What is required
Extract each line where the string "name" shows up.

Part of a data file
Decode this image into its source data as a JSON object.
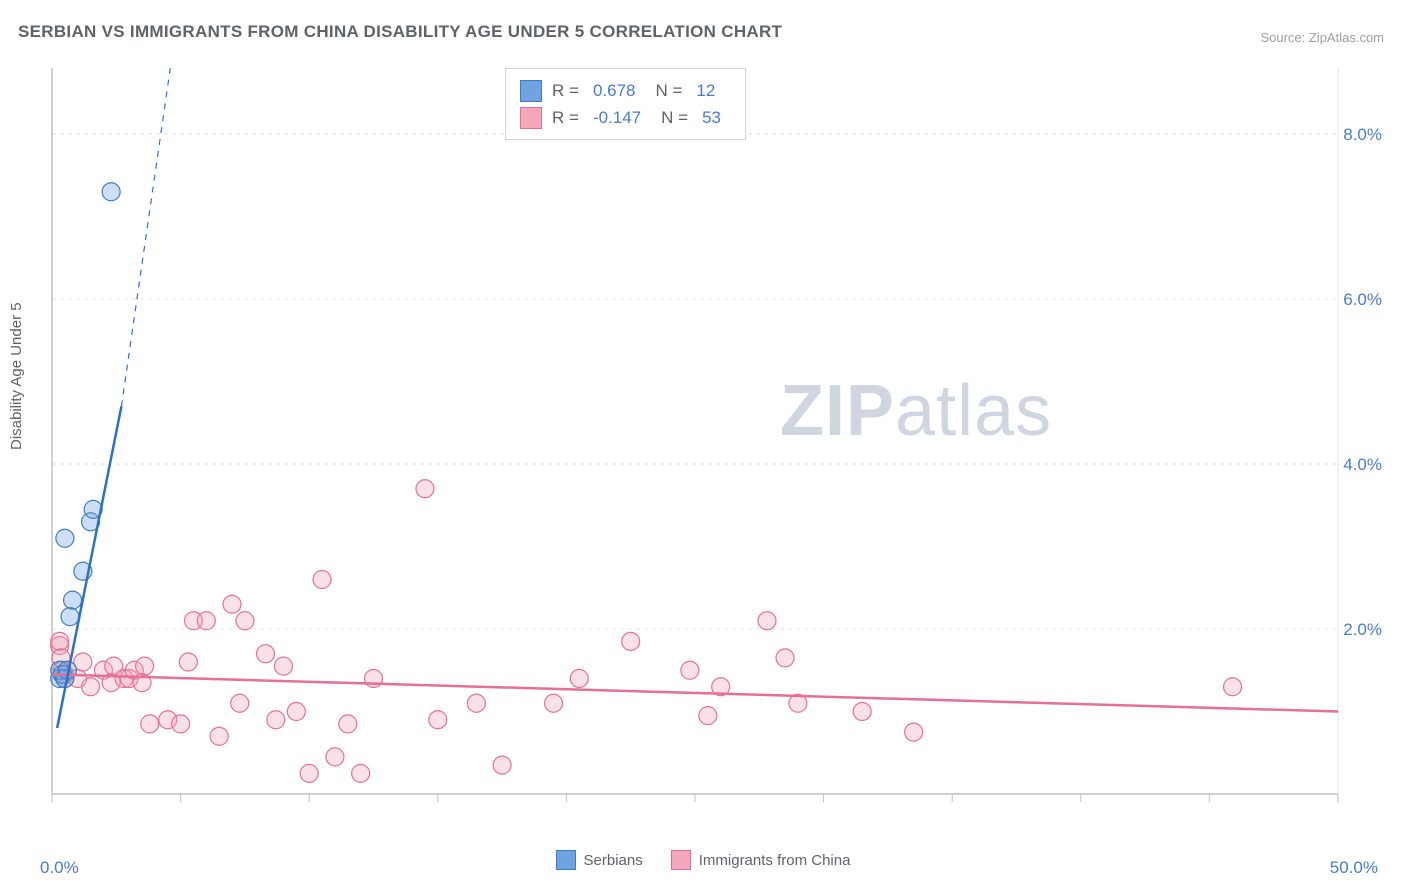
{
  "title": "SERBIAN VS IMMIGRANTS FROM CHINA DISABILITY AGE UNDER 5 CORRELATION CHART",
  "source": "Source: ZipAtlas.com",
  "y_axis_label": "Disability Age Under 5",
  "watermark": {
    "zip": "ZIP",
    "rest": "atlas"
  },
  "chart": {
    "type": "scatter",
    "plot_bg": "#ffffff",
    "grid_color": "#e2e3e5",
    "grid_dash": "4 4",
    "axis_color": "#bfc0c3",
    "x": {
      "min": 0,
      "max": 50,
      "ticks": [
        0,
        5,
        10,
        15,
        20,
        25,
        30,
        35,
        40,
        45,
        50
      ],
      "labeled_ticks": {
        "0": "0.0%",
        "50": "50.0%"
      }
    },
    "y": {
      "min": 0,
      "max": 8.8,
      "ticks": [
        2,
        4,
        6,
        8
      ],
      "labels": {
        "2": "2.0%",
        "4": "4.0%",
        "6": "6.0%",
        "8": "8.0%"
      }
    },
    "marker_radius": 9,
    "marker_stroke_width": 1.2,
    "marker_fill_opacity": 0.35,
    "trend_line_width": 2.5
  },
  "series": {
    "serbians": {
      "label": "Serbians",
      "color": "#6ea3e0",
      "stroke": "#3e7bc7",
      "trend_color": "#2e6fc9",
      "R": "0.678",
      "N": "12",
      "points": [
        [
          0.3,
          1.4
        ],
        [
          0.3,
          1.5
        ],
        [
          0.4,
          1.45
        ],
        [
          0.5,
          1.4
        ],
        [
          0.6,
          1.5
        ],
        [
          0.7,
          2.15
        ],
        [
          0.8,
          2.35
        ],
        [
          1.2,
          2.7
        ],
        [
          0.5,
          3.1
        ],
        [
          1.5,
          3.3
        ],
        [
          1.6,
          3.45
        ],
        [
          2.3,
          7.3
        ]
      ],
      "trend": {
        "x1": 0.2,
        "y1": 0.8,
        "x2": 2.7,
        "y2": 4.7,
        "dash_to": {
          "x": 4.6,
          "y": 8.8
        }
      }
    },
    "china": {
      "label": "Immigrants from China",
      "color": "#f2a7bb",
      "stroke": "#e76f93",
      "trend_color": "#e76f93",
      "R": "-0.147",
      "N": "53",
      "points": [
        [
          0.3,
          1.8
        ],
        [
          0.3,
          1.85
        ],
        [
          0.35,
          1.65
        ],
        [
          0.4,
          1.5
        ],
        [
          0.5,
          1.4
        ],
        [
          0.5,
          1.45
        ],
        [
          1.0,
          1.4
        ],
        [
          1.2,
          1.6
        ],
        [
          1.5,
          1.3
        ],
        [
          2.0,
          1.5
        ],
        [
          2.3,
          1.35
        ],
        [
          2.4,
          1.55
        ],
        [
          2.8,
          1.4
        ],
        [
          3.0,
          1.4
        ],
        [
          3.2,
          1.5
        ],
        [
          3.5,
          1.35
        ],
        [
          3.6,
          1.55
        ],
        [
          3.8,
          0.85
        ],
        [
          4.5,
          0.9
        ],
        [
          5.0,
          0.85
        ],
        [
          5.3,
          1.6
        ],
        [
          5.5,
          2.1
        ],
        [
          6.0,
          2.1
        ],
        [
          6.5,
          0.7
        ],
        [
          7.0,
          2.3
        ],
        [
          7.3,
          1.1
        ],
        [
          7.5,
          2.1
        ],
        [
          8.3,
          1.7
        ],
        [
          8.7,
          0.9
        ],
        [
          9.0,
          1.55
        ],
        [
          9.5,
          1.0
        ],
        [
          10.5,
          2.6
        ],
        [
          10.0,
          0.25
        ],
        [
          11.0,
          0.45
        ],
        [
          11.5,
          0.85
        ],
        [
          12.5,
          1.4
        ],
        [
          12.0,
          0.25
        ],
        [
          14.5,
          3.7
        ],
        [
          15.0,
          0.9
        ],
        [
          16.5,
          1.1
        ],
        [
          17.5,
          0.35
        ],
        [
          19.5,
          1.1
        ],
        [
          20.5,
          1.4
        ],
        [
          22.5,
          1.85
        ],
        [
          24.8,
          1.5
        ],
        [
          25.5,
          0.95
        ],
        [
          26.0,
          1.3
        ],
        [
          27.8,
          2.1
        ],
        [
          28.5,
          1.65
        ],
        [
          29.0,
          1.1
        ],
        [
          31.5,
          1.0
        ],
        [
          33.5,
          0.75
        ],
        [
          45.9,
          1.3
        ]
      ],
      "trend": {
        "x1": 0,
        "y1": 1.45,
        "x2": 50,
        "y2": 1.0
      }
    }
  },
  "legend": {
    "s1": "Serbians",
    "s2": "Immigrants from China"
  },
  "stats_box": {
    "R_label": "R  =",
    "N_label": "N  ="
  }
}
...
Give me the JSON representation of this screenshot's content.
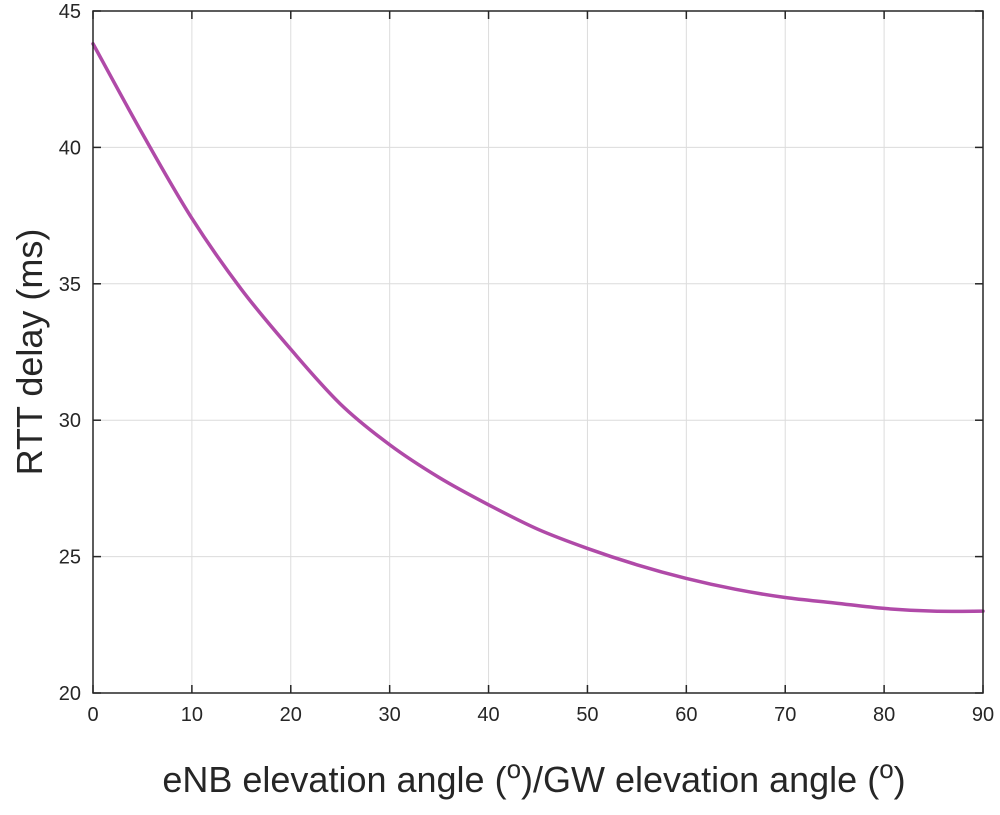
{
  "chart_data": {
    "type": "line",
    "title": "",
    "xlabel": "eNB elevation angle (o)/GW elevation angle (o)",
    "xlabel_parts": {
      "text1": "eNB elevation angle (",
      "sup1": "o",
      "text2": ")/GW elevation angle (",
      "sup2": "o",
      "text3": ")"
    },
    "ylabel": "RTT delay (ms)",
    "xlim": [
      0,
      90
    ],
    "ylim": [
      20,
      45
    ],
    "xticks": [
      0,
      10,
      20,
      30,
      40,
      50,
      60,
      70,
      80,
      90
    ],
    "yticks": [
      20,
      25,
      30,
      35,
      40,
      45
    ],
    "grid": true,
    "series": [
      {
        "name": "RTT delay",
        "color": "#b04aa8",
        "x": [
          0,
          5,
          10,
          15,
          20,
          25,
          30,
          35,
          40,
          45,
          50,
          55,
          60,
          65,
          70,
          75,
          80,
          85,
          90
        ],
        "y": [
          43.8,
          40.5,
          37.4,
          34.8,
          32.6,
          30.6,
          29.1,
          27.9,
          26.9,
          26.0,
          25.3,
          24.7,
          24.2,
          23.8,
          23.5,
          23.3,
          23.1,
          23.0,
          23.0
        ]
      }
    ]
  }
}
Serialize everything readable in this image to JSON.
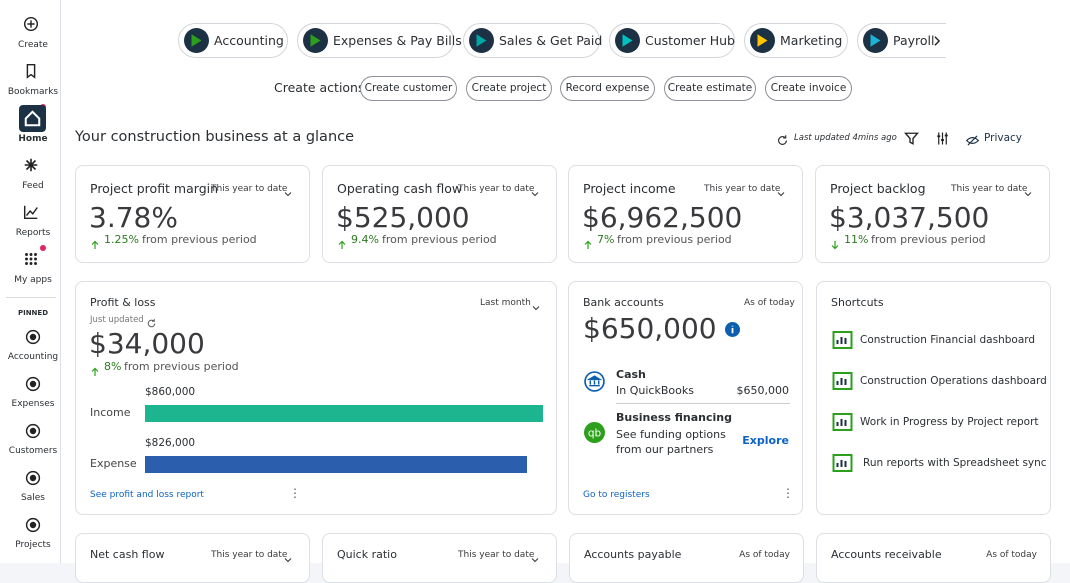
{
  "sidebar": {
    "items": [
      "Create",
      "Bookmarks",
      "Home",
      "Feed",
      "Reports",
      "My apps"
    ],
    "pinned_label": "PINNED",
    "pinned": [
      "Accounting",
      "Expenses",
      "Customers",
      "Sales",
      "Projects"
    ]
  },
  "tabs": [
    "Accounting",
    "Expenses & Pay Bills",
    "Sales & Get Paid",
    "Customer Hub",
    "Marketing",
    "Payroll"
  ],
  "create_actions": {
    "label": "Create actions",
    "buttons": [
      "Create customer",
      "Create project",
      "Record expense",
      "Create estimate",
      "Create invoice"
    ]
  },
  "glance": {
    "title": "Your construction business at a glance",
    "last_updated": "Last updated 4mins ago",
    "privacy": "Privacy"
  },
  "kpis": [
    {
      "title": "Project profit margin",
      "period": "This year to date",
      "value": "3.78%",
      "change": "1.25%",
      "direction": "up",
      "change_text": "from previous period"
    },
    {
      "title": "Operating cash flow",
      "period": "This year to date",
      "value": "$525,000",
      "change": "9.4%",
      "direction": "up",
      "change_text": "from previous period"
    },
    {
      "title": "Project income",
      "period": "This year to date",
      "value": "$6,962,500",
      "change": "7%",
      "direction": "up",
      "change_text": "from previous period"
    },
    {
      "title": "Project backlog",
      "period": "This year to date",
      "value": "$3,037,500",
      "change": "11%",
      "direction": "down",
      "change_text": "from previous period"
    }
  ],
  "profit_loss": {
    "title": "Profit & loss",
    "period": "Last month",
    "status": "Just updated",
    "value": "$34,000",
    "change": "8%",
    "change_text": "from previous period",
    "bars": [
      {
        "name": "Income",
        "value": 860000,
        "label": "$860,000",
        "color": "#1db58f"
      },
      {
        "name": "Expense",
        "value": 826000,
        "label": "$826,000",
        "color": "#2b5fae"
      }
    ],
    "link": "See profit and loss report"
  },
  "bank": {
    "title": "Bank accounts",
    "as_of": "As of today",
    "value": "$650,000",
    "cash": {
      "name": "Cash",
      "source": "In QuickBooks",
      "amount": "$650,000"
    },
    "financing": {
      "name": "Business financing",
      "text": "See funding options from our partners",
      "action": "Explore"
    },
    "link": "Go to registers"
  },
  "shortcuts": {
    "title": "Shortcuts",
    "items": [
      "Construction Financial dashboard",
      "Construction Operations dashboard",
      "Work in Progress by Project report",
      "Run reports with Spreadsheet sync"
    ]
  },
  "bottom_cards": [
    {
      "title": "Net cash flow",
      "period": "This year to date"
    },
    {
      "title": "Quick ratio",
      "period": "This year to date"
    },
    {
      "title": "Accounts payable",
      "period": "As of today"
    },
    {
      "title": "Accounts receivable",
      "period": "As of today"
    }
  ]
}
...
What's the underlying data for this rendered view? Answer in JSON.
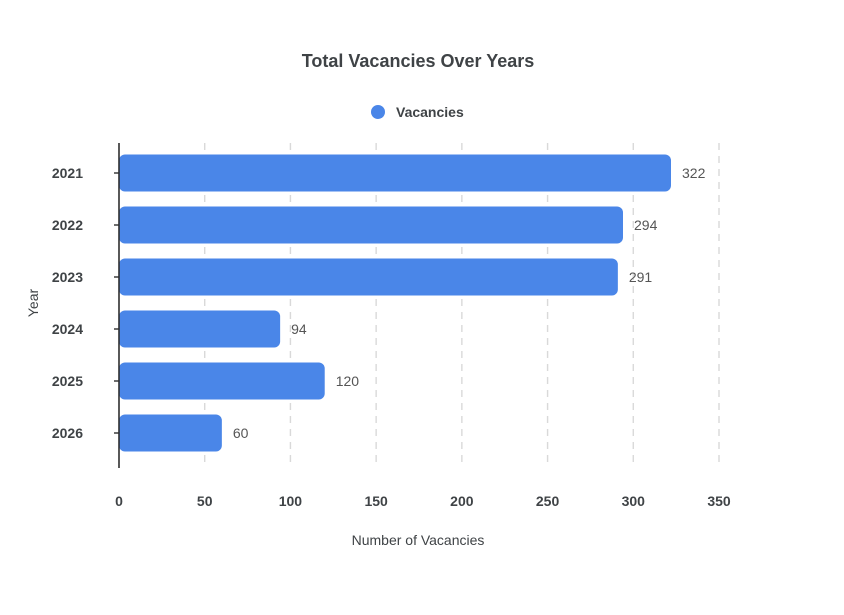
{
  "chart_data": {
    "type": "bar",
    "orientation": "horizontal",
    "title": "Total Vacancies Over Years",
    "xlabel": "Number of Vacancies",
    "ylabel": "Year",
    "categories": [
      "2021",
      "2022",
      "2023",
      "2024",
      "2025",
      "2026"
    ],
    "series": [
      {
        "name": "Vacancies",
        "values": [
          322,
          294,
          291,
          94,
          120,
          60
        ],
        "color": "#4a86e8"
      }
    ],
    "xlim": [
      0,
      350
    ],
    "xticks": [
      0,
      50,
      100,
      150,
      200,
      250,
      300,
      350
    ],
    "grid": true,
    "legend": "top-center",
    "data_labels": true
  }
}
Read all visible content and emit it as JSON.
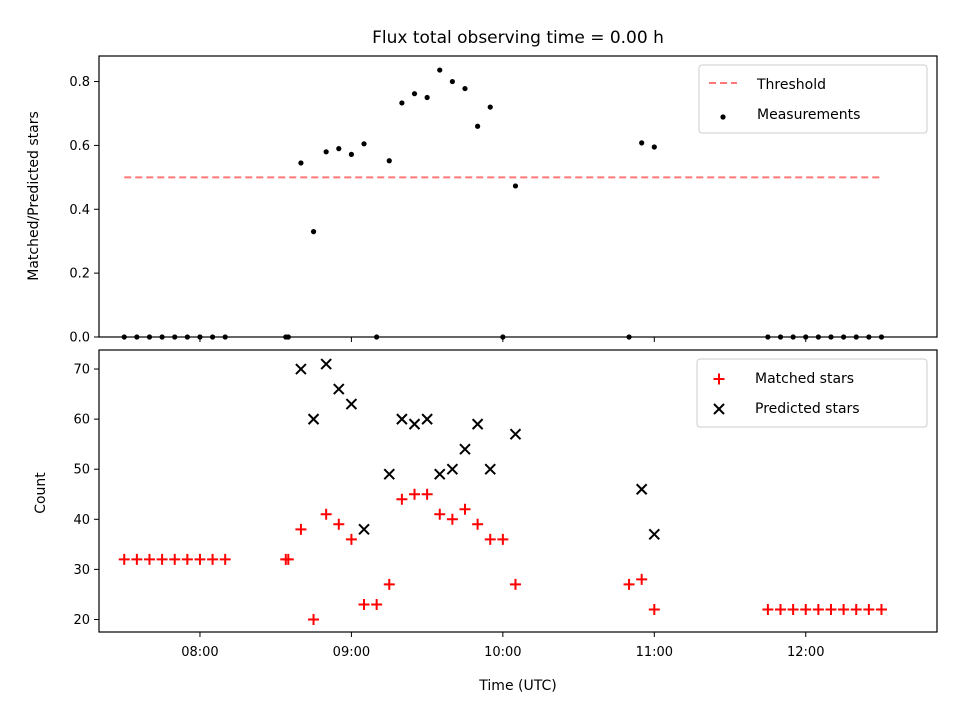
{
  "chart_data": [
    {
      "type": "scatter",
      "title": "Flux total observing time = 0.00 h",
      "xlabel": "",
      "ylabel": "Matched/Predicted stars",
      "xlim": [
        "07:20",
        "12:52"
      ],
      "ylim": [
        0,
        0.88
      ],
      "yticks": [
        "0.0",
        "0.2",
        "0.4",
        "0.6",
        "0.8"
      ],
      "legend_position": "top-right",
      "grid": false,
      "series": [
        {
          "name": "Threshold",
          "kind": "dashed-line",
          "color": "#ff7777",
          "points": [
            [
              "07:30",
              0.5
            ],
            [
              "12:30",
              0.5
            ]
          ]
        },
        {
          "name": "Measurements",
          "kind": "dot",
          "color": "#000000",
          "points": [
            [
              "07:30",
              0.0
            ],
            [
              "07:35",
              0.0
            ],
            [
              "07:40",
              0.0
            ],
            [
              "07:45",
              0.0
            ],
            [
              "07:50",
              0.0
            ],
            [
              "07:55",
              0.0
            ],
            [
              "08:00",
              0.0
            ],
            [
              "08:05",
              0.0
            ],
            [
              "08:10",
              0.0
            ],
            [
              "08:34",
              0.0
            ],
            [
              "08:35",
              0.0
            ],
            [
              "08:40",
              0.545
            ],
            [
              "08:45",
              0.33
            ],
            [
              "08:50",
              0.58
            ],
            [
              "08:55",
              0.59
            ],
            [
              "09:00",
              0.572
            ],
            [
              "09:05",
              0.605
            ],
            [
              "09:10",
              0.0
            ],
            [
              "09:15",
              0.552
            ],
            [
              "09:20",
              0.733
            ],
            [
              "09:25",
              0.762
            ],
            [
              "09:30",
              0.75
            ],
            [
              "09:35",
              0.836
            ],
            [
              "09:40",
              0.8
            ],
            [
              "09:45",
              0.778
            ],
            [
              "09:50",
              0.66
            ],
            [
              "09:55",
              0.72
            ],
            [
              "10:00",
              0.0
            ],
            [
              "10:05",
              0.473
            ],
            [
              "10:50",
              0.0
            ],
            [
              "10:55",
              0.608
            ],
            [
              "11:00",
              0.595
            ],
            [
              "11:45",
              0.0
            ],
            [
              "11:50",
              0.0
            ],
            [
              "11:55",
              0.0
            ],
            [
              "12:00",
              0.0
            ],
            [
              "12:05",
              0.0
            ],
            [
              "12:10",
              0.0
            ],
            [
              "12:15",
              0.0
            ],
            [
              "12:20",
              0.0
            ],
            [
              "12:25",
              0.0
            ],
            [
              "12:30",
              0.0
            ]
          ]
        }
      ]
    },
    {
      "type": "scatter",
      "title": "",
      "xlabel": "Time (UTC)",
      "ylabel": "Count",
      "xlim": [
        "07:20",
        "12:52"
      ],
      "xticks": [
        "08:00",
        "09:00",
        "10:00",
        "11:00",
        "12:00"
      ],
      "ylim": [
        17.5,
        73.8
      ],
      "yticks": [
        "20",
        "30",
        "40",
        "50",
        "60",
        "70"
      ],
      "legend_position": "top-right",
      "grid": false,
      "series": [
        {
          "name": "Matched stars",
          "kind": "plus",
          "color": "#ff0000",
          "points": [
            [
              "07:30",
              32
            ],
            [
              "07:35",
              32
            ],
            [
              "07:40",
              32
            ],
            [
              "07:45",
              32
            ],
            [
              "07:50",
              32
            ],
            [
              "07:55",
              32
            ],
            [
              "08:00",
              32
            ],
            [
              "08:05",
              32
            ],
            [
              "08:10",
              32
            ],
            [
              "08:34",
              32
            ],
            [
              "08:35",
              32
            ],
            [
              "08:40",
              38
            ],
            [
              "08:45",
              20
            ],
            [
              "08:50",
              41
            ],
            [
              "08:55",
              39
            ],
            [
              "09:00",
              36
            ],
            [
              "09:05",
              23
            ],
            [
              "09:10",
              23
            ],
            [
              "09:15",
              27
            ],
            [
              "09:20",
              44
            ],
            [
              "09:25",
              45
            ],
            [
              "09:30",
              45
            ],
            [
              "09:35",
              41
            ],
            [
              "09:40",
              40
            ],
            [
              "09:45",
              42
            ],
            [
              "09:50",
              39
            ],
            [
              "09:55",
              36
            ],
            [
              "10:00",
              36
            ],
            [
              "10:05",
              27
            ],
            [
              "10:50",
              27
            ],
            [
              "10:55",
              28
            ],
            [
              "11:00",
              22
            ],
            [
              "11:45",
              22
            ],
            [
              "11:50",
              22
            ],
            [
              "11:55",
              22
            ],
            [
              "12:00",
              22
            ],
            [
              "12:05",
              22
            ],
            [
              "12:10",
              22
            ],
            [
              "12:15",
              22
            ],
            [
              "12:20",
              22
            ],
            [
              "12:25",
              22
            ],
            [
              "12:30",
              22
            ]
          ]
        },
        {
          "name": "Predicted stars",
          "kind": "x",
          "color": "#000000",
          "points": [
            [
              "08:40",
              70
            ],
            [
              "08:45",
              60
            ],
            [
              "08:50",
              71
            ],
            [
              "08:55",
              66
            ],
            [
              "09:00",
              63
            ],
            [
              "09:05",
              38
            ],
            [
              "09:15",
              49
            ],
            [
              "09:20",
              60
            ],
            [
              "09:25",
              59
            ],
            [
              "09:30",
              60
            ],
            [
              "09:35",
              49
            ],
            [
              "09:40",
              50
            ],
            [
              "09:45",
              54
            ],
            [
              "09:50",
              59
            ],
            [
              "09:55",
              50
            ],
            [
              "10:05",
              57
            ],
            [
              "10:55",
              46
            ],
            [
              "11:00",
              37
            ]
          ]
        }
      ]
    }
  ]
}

Result for this exercise
        "name": "RTT delay",
        "name": "Income",
        "name": "Expense",
      "name": "Cash",
      "name": "Business financing",
        "name": "Vacancies",
          "name": "Threshold",
          "name": "Measurements",
          "name": "Matched stars",
          "name": "Predicted stars",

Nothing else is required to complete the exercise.